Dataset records
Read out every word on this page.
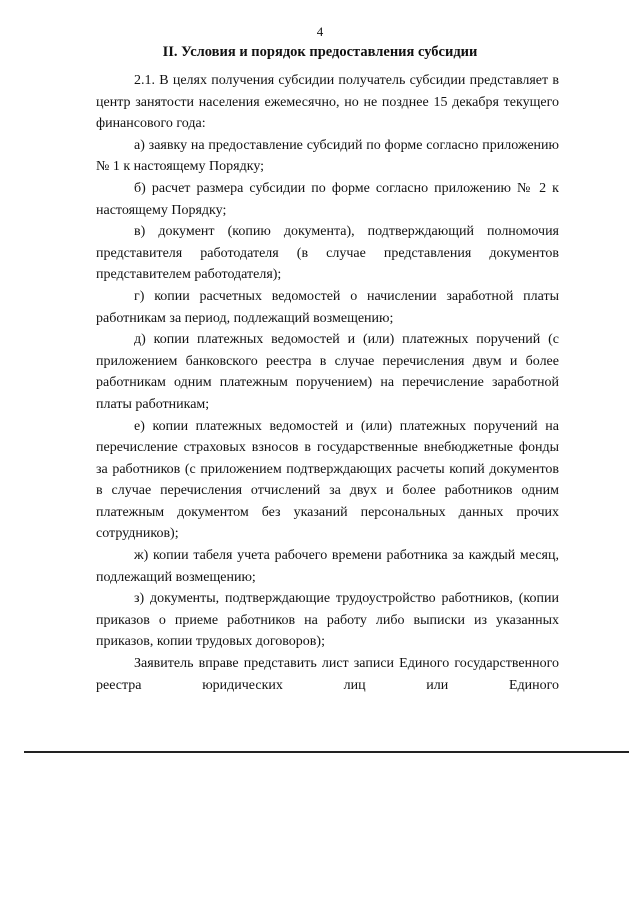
4
II. Условия и порядок предоставления субсидии

2.1. В целях получения субсидии получатель субсидии представляет в центр занятости населения ежемесячно, но не позднее 15 декабря текущего финансового года:

а) заявку на предоставление субсидий по форме согласно приложению № 1 к настоящему Порядку;

б) расчет размера субсидии по форме согласно приложению № 2 к настоящему Порядку;

в) документ (копию документа), подтверждающий полномочия представителя работодателя (в случае представления документов представителем работодателя);

г) копии расчетных ведомостей о начислении заработной платы работникам за период, подлежащий возмещению;

д) копии платежных ведомостей и (или) платежных поручений (с приложением банковского реестра в случае перечисления двум и более работникам одним платежным поручением) на перечисление заработной платы работникам;

е) копии платежных ведомостей и (или) платежных поручений на перечисление страховых взносов в государственные внебюджетные фонды за работников (с приложением подтверждающих расчеты копий документов в случае перечисления отчислений за двух и более работников одним платежным документом без указаний персональных данных прочих сотрудников);

ж) копии табеля учета рабочего времени работника за каждый месяц, подлежащий возмещению;

з) документы, подтверждающие трудоустройство работников, (копии приказов о приеме работников на работу либо выписки из указанных приказов, копии трудовых договоров);

Заявитель вправе представить лист записи Единого государственного реестра юридических лиц или Единого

> Instruction
Without the pictures, output the full listing exactly as it stands.

> Exercise response
Read out every word on this page.
4
II. Условия и порядок предоставления субсидии

2.1. В целях получения субсидии получатель субсидии представляет в центр занятости населения ежемесячно, но не позднее 15 декабря текущего финансового года:

а) заявку на предоставление субсидий по форме согласно приложению № 1 к настоящему Порядку;

б) расчет размера субсидии по форме согласно приложению № 2 к настоящему Порядку;

в) документ (копию документа), подтверждающий полномочия представителя работодателя (в случае представления документов представителем работодателя);

г) копии расчетных ведомостей о начислении заработной платы работникам за период, подлежащий возмещению;

д) копии платежных ведомостей и (или) платежных поручений (с приложением банковского реестра в случае перечисления двум и более работникам одним платежным поручением) на перечисление заработной платы работникам;

е) копии платежных ведомостей и (или) платежных поручений на перечисление страховых взносов в государственные внебюджетные фонды за работников (с приложением подтверждающих расчеты копий документов в случае перечисления отчислений за двух и более работников одним платежным документом без указаний персональных данных прочих сотрудников);

ж) копии табеля учета рабочего времени работника за каждый месяц, подлежащий возмещению;

з) документы, подтверждающие трудоустройство работников, (копии приказов о приеме работников на работу либо выписки из указанных приказов, копии трудовых договоров);

Заявитель вправе представить лист записи Единого государственного реестра юридических лиц или Единого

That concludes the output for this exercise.